In der Studie stimmen im gewichteten Wert acht Prozent der Befragten religiös-antisemitischen Aussagen zu. Die Aussage „Ich würde niemals in eine Synagoge gehen« hat eine Zustimmungsrate von 21 Prozent. Hervorzuheben ist dies, da diese grundlegende Abwehrhaltung nur dazu führen kann, dass Mauern aufgebaut werden und sich Gräben vertiefen.

 

Die Werte zu modern-antisemitischen Einstellungen sind ungleich höher. Diese Ideologie macht „die Juden“ für politische, ökonomische und kulturelle Wandlungsprozesse verantwortlich. Rund ein Viertel der Befragten stimmt der offenen Version der Verschwörungstheorie vom übermäßigen Einfluss „der Juden“ zu. Werden diese Aussagen codiert formuliert und beziehen sich auf jüdische Institutionen oder konkrete Personen, steigt der Wert.

Bei 19 Prozent der Befragten liegen sekundär-antisemitische Einstellungen vor. Dabei wird die Erinnerung an das größte Menschheitsverbrechen, den Holocaust, abgelehnt. Rund die Hälfte der Befragten stimmt tendenziell zu, dass es „in einer Demokratie [möglich sein] sollte (…), den Holocaust kritisch zu hinterfragen“. 43 Prozent können „nachempfinden, dass (…) der Holocaust viele Menschen kalt lässt“. 47 Prozent fordern, einen „Schlussstrich unter diese Vergangenheitt“ zu ziehen.

 

Es muss uns alarmieren, dass fast jeder Zweite einen „Schlussstrich“ unter den Mord an sechs Millionen Jüdinnen und Juden ziehen will. Dabei ist in einer Welt, die sich ständig und schnell verändert, die Erinnerungskultur unverzichtbar, um aus der Vergangenheit zu lernen, historische Ereignisse zu reflektieren und diese heute einzuordnen. Im kommenden Jahr ist die Befreiung des größten Konzentrations- und Vernichtungslagers Auschwitz-Birkenau 80 Jahre her. Mit dem zeitlichen Abstand wird scheinbar auch der emotionale Abstand größer. Die Zeitzeugen, die beeindruckend vom menschenverachtenden Nationalsozialismus berichten, werden altersbedingt weniger. Ihre persönlichen Lebensgeschichten sind von unschätzbarem Wert, da sie Geschichte nicht nur in Fakten und Daten, sondern auch emotional lebendig machen und deshalb häufig prägend sind. Die Herausforderung besteht darin, die Erinnerungskultur so zu gestalten, dass sie auch ohne die direkten Berichte der Zeitzeugen gerade junge Menschen erreicht, die Interesse an Geschichte zeigen, jedoch oft auf der Suche nach neuen Wegen sind, um sich mit der Vergangenheit auseinanderzusetzen. Traditionelle Vermittlungsformen sind wichtig, reichen aber oft nicht aus, um das Interesse nachhaltig zu wecken. Um die Erinnerungskultur lebendig zu halten, müssen digitale Medien stärker einbezogen werden.

■ ■ ■ ■

- Aufgaben:
1 - Beantworte anhand des Auszugs über die Antisemitismus-Studie:
(a) Welche Zustimmungsrate hat die Aussage „Ich würde niemals in eine Synagoge gehen“?
(b) Bei wie viel Prozent der Befragten liegen sekundär-antisemitische Einstellungen vor?
(c) Wie viele Jahre liegt die Befreiung von Auschwitz-Birkenau im kommenden Jahr zurück?
2 - Führe den Auszug über die Antisemitismus-Studie im Anschluss an seinen letzten Satz fort.
Die Datensätze haben hiermit nichts zu tun.

- Erfasste Daten:
■ ■ ■ ■

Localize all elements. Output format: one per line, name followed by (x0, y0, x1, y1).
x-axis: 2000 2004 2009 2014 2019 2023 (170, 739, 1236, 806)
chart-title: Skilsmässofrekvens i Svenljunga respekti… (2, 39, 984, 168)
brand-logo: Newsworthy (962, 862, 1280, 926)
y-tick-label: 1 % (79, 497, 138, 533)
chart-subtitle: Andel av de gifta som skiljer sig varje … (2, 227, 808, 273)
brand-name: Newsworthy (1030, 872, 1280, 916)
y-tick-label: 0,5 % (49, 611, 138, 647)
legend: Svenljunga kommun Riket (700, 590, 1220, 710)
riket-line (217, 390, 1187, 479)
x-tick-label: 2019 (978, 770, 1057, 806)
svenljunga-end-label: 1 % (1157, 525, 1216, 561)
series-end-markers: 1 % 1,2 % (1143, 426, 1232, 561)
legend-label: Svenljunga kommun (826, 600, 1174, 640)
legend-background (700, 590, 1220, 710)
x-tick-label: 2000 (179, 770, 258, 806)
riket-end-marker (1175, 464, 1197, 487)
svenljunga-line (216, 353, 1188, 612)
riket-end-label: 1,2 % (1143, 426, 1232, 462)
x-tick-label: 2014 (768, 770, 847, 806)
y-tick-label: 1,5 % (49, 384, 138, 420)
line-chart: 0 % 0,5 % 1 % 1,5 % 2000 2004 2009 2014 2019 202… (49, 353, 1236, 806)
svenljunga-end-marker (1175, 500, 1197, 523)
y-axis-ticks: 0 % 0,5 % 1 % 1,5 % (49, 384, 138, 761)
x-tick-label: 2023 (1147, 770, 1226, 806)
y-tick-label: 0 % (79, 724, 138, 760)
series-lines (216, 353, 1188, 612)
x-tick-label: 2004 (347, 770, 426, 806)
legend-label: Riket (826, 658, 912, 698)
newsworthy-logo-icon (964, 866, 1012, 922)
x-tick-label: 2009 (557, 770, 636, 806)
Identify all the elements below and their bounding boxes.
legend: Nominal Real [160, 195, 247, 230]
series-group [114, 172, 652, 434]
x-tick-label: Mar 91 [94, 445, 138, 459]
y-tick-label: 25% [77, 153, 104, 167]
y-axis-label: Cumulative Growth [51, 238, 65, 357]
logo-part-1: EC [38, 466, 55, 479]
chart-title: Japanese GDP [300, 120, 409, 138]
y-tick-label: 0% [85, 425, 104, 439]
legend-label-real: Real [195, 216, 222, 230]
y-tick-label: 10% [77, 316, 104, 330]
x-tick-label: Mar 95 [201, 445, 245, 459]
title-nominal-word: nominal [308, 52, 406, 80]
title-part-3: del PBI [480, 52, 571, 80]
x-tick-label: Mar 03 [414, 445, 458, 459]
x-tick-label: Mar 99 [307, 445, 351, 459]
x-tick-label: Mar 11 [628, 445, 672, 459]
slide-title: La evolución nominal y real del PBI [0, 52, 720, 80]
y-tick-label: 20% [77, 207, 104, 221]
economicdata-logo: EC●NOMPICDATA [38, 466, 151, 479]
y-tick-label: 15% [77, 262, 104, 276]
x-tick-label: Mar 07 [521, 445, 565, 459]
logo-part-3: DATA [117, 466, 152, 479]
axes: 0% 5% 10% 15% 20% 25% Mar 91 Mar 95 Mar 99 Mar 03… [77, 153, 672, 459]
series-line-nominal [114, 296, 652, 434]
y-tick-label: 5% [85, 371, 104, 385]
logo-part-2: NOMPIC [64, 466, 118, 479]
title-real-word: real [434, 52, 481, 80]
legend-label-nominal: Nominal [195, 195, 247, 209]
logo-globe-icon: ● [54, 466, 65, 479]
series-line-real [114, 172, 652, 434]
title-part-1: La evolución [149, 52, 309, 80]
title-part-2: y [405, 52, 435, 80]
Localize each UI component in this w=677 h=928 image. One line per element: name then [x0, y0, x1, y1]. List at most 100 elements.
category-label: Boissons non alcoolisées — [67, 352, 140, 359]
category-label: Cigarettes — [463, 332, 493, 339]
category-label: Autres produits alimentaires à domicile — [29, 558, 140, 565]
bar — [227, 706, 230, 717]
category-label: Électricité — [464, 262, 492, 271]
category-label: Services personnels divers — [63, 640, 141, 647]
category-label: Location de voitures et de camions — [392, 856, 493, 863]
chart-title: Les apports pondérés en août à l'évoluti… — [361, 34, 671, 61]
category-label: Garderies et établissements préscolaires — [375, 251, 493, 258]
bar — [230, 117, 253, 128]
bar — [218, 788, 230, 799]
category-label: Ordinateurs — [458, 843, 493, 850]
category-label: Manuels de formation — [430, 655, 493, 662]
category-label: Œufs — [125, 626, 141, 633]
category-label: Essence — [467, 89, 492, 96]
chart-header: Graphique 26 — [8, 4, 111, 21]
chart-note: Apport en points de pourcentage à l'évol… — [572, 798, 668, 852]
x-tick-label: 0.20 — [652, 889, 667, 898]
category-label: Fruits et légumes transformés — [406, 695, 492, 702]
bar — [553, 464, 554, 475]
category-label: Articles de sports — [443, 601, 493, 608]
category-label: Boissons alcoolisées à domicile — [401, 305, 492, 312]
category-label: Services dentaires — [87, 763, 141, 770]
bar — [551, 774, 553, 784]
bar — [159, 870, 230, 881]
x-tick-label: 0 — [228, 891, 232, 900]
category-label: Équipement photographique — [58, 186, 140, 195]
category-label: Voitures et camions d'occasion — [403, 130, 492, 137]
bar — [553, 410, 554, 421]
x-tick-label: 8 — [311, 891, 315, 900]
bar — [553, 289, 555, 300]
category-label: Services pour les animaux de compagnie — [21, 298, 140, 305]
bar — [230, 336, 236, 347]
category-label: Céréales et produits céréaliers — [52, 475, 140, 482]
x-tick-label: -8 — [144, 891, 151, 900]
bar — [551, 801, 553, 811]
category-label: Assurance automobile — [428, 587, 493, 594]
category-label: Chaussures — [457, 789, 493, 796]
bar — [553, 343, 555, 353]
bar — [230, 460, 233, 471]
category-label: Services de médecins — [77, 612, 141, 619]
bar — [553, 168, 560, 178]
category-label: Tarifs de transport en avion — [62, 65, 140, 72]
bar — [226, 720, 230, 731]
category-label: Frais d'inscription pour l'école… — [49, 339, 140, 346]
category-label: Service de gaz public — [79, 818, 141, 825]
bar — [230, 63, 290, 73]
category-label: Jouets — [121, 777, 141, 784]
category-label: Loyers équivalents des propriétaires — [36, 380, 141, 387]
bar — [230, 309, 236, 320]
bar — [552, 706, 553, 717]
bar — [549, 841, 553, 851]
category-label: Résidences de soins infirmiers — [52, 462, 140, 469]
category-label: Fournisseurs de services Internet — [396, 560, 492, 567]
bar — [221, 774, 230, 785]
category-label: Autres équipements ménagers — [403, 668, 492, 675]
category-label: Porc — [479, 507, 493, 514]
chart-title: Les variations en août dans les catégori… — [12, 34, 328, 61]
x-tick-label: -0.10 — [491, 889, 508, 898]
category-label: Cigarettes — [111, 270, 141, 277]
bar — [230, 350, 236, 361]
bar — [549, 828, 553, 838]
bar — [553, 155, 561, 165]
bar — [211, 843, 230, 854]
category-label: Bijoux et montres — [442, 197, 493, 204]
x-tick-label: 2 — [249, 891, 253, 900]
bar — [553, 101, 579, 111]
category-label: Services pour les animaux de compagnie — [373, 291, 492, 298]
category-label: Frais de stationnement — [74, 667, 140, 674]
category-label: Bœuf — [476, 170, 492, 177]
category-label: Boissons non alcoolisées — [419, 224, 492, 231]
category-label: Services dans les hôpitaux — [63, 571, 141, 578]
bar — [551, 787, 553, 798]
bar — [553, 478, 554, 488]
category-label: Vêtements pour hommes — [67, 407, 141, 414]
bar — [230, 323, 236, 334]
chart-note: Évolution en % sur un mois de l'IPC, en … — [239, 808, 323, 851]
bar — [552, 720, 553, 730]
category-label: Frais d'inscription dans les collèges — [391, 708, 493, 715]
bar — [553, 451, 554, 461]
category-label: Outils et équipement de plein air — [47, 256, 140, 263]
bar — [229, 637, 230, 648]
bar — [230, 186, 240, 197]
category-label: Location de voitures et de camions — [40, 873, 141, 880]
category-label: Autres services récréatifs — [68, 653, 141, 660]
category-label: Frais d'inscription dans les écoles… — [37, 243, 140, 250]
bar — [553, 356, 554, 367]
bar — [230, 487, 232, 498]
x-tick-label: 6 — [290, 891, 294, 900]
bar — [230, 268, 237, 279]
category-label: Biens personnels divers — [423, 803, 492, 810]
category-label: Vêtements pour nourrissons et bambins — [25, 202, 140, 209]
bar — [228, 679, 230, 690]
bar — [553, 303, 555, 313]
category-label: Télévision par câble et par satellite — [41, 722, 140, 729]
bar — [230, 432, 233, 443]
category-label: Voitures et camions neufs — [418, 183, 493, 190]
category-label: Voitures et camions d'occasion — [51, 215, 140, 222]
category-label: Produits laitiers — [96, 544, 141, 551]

■ ■ ■ ■

- Lösungen:
1 -
(a) 21 Prozent
(b) 19 Prozent
(c) 80 Jahre

2 -
 

In der Studie liegt die Zustimmungsrate bei israelbezogenen antisemitischen Einstellungen bei 14 Prozent – wobei diese bei einzelnen Fragen stark variieren. Insgesamt setzen demnach 38 Prozent der Befragten die israelische Politik tendenziell mit der nationalsozialistischen gleich und stimmen der Aussage „Was der Staat Israel heute mit den Palästinensern macht, ist im Prinzip auch nichts anderes als das, was die Nazis im Dritten Reich mit den Juden gemacht haben“ voll oder eher zu. Rund 40 Prozent der Befragten stimmen zu, dass ihnen „durch die israelische Politik (…) die Juden immer unsympathischer“ werden. Es wird also die israelische Politik den in Deutschland lebenden Jüdinnen und Juden zugerechnet.

Besonders besorgt muss es machen, dass nach der Studie die 16- bis 18-Jährigen besonders israelfeindlich eingestellt sind. Das heißt nicht automatisch, dass sie auch israelbezogenen oder andere Formen des Antisemitismus vertreten – der Schritt dahin ist jedoch nicht groß.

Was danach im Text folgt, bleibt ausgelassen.